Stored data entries
###

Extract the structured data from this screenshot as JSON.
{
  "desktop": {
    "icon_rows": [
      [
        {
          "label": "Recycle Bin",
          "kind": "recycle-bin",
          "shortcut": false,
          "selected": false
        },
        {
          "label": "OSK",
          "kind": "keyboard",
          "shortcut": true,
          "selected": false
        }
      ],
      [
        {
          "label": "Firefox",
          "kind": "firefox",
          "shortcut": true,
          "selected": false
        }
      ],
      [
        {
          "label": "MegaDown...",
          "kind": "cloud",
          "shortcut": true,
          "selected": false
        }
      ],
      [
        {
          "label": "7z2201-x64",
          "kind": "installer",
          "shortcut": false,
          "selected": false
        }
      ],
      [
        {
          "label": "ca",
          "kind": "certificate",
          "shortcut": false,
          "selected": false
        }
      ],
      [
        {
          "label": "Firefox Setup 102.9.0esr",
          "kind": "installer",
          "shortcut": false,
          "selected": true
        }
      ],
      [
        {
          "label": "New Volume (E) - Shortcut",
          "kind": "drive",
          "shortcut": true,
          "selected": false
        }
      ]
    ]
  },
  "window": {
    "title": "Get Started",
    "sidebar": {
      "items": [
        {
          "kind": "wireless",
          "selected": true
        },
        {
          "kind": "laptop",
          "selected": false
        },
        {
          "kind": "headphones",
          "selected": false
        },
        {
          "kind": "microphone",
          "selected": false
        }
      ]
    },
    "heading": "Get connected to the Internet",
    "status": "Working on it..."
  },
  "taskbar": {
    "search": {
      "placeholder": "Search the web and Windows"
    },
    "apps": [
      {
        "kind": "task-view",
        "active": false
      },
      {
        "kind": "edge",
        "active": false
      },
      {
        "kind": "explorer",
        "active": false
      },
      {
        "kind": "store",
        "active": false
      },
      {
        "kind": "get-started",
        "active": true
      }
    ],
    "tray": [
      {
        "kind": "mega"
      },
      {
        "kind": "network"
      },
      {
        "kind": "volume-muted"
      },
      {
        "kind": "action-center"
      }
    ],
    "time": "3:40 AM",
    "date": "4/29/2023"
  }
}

###

# WORK TO BE COMPLETED:
Copy all of the data exactly.

# WRITTEN REPLY:
Extract the structured data from this screenshot as JSON.
{
  "desktop": {
    "icon_rows": [
      [
        {
          "label": "Recycle Bin",
          "kind": "recycle-bin",
          "shortcut": false,
          "selected": false
        },
        {
          "label": "OSK",
          "kind": "keyboard",
          "shortcut": true,
          "selected": false
        }
      ],
      [
        {
          "label": "Firefox",
          "kind": "firefox",
          "shortcut": true,
          "selected": false
        }
      ],
      [
        {
          "label": "MegaDown...",
          "kind": "cloud",
          "shortcut": true,
          "selected": false
        }
      ],
      [
        {
          "label": "7z2201-x64",
          "kind": "installer",
          "shortcut": false,
          "selected": false
        }
      ],
      [
        {
          "label": "ca",
          "kind": "certificate",
          "shortcut": false,
          "selected": false
        }
      ],
      [
        {
          "label": "Firefox Setup 102.9.0esr",
          "kind": "installer",
          "shortcut": false,
          "selected": true
        }
      ],
      [
        {
          "label": "New Volume (E) - Shortcut",
          "kind": "drive",
          "shortcut": true,
          "selected": false
        }
      ]
    ]
  },
  "window": {
    "title": "Get Started",
    "sidebar": {
      "items": [
        {
          "kind": "wireless",
          "selected": true
        },
        {
          "kind": "laptop",
          "selected": false
        },
        {
          "kind": "headphones",
          "selected": false
        },
        {
          "kind": "microphone",
          "selected": false
        }
      ]
    },
    "heading": "Get connected to the Internet",
    "status": "Working on it..."
  },
  "taskbar": {
    "search": {
      "placeholder": "Search the web and Windows"
    },
    "apps": [
      {
        "kind": "task-view",
        "active": false
      },
      {
        "kind": "edge",
        "active": false
      },
      {
        "kind": "explorer",
        "active": false
      },
      {
        "kind": "store",
        "active": false
      },
      {
        "kind": "get-started",
        "active": true
      }
    ],
    "tray": [
      {
        "kind": "mega"
      },
      {
        "kind": "network"
      },
      {
        "kind": "volume-muted"
      },
      {
        "kind": "action-center"
      }
    ],
    "time": "3:40 AM",
    "date": "4/29/2023"
  }
}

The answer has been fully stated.